- _Input data_
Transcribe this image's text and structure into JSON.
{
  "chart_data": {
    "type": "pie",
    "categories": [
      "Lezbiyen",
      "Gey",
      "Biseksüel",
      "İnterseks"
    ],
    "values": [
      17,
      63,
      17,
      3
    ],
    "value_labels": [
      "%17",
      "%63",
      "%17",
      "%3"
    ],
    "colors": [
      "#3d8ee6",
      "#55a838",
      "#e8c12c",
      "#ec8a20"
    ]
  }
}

- _Aim of the task_
From the records above, extract every entry exactly as given.

- _Problem solution_
Transcribe this image's text and structure into JSON.
{
  "chart_data": {
    "type": "pie",
    "categories": [
      "Lezbiyen",
      "Gey",
      "Biseksüel",
      "İnterseks"
    ],
    "values": [
      17,
      63,
      17,
      3
    ],
    "value_labels": [
      "%17",
      "%63",
      "%17",
      "%3"
    ],
    "colors": [
      "#3d8ee6",
      "#55a838",
      "#e8c12c",
      "#ec8a20"
    ]
  }
}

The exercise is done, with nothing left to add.